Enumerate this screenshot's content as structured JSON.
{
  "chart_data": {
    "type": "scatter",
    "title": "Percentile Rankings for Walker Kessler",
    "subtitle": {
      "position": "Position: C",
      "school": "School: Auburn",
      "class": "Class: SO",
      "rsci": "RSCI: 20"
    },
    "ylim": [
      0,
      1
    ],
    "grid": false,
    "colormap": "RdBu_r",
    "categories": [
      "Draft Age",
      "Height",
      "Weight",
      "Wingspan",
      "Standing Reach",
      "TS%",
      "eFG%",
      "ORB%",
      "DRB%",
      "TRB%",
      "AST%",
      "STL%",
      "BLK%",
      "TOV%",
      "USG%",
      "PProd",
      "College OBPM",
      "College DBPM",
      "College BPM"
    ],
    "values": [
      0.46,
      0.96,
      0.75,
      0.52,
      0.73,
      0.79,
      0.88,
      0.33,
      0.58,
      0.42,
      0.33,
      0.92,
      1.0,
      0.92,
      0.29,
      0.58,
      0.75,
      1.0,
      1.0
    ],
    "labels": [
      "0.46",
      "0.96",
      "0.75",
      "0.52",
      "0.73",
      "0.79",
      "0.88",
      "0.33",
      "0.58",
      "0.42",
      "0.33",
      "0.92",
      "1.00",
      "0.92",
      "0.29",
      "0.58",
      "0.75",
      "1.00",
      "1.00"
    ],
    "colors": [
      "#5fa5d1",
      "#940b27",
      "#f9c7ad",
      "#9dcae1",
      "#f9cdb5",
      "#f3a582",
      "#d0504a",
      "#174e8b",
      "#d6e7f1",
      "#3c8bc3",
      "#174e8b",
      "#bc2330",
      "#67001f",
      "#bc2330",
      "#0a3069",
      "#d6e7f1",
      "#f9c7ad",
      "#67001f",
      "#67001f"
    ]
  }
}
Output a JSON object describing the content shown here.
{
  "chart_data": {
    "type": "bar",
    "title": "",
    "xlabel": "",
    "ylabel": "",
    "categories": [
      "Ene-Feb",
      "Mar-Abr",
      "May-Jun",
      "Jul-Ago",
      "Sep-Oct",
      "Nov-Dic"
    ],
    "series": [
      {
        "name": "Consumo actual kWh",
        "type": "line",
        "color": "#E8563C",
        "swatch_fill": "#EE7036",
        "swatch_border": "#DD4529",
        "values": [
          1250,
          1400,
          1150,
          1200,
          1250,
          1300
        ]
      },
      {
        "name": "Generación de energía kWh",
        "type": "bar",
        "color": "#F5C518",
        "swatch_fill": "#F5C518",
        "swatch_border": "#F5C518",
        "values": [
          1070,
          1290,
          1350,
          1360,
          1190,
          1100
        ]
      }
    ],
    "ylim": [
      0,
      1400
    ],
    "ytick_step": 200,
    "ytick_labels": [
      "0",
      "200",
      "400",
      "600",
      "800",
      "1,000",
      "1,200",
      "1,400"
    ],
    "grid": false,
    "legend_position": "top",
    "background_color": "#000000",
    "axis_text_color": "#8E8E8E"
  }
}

——

The exercise:
Filter the entries down to the lines containing "content". Copy each of those lines.

The response:
Enumerate this screenshot's content as structured JSON.
Output a JSON object describing the content shown here.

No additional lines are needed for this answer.